#### INSTRUCTION:
Print all of the data exactly.

* begin DATASET *

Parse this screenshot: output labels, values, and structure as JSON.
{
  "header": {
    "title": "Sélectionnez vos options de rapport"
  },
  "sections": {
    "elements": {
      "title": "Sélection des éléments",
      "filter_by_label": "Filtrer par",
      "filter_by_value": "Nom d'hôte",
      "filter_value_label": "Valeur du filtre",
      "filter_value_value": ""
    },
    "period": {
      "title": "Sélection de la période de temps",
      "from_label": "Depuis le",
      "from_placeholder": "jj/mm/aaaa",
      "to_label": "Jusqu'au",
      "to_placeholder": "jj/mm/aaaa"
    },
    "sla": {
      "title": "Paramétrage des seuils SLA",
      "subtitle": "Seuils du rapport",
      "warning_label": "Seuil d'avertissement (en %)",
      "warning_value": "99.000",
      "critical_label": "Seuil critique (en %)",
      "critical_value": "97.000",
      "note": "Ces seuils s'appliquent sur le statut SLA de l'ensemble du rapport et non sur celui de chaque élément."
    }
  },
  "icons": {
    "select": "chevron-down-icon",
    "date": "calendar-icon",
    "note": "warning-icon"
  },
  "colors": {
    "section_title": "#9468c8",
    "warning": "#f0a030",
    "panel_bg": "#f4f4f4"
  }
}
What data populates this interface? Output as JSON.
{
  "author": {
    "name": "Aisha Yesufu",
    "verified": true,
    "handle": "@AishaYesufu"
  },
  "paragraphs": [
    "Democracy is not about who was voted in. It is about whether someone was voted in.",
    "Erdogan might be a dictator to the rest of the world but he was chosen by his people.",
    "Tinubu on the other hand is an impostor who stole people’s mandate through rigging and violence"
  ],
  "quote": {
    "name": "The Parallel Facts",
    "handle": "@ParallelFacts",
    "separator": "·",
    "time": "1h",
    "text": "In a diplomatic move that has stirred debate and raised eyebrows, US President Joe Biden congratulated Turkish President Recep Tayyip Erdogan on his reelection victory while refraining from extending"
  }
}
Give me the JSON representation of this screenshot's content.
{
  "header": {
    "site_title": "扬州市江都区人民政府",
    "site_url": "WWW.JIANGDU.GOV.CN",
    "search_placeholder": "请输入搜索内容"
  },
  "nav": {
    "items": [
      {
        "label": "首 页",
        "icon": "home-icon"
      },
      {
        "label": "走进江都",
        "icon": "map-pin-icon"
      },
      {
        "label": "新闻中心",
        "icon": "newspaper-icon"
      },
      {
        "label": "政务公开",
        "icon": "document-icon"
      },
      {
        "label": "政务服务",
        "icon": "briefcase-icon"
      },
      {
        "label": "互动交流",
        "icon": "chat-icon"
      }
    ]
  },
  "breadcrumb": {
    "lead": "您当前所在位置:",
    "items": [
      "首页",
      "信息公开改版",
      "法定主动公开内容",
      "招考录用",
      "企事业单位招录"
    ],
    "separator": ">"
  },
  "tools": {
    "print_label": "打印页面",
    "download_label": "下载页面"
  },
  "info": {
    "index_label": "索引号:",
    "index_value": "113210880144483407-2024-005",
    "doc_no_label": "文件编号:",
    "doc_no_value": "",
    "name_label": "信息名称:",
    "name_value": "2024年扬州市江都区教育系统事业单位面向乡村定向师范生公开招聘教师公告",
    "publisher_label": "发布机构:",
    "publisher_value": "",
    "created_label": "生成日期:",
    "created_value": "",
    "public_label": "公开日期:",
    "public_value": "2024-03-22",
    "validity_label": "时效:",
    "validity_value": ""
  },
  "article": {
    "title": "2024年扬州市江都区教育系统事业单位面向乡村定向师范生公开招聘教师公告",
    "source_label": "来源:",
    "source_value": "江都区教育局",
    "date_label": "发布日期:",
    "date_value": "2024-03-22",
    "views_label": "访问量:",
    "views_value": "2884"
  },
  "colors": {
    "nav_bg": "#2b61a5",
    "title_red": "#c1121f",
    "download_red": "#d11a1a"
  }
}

* end DATASET *

#### FINAL ANSWER:
Parse this screenshot: output labels, values, and structure as JSON.
{
  "header": {
    "title": "Sélectionnez vos options de rapport"
  },
  "sections": {
    "elements": {
      "title": "Sélection des éléments",
      "filter_by_label": "Filtrer par",
      "filter_by_value": "Nom d'hôte",
      "filter_value_label": "Valeur du filtre",
      "filter_value_value": ""
    },
    "period": {
      "title": "Sélection de la période de temps",
      "from_label": "Depuis le",
      "from_placeholder": "jj/mm/aaaa",
      "to_label": "Jusqu'au",
      "to_placeholder": "jj/mm/aaaa"
    },
    "sla": {
      "title": "Paramétrage des seuils SLA",
      "subtitle": "Seuils du rapport",
      "warning_label": "Seuil d'avertissement (en %)",
      "warning_value": "99.000",
      "critical_label": "Seuil critique (en %)",
      "critical_value": "97.000",
      "note": "Ces seuils s'appliquent sur le statut SLA de l'ensemble du rapport et non sur celui de chaque élément."
    }
  },
  "icons": {
    "select": "chevron-down-icon",
    "date": "calendar-icon",
    "note": "warning-icon"
  },
  "colors": {
    "section_title": "#9468c8",
    "warning": "#f0a030",
    "panel_bg": "#f4f4f4"
  }
}
What data populates this interface? Output as JSON.
{
  "author": {
    "name": "Aisha Yesufu",
    "verified": true,
    "handle": "@AishaYesufu"
  },
  "paragraphs": [
    "Democracy is not about who was voted in. It is about whether someone was voted in.",
    "Erdogan might be a dictator to the rest of the world but he was chosen by his people.",
    "Tinubu on the other hand is an impostor who stole people’s mandate through rigging and violence"
  ],
  "quote": {
    "name": "The Parallel Facts",
    "handle": "@ParallelFacts",
    "separator": "·",
    "time": "1h",
    "text": "In a diplomatic move that has stirred debate and raised eyebrows, US President Joe Biden congratulated Turkish President Recep Tayyip Erdogan on his reelection victory while refraining from extending"
  }
}
Give me the JSON representation of this screenshot's content.
{
  "header": {
    "site_title": "扬州市江都区人民政府",
    "site_url": "WWW.JIANGDU.GOV.CN",
    "search_placeholder": "请输入搜索内容"
  },
  "nav": {
    "items": [
      {
        "label": "首 页",
        "icon": "home-icon"
      },
      {
        "label": "走进江都",
        "icon": "map-pin-icon"
      },
      {
        "label": "新闻中心",
        "icon": "newspaper-icon"
      },
      {
        "label": "政务公开",
        "icon": "document-icon"
      },
      {
        "label": "政务服务",
        "icon": "briefcase-icon"
      },
      {
        "label": "互动交流",
        "icon": "chat-icon"
      }
    ]
  },
  "breadcrumb": {
    "lead": "您当前所在位置:",
    "items": [
      "首页",
      "信息公开改版",
      "法定主动公开内容",
      "招考录用",
      "企事业单位招录"
    ],
    "separator": ">"
  },
  "tools": {
    "print_label": "打印页面",
    "download_label": "下载页面"
  },
  "info": {
    "index_label": "索引号:",
    "index_value": "113210880144483407-2024-005",
    "doc_no_label": "文件编号:",
    "doc_no_value": "",
    "name_label": "信息名称:",
    "name_value": "2024年扬州市江都区教育系统事业单位面向乡村定向师范生公开招聘教师公告",
    "publisher_label": "发布机构:",
    "publisher_value": "",
    "created_label": "生成日期:",
    "created_value": "",
    "public_label": "公开日期:",
    "public_value": "2024-03-22",
    "validity_label": "时效:",
    "validity_value": ""
  },
  "article": {
    "title": "2024年扬州市江都区教育系统事业单位面向乡村定向师范生公开招聘教师公告",
    "source_label": "来源:",
    "source_value": "江都区教育局",
    "date_label": "发布日期:",
    "date_value": "2024-03-22",
    "views_label": "访问量:",
    "views_value": "2884"
  },
  "colors": {
    "nav_bg": "#2b61a5",
    "title_red": "#c1121f",
    "download_red": "#d11a1a"
  }
}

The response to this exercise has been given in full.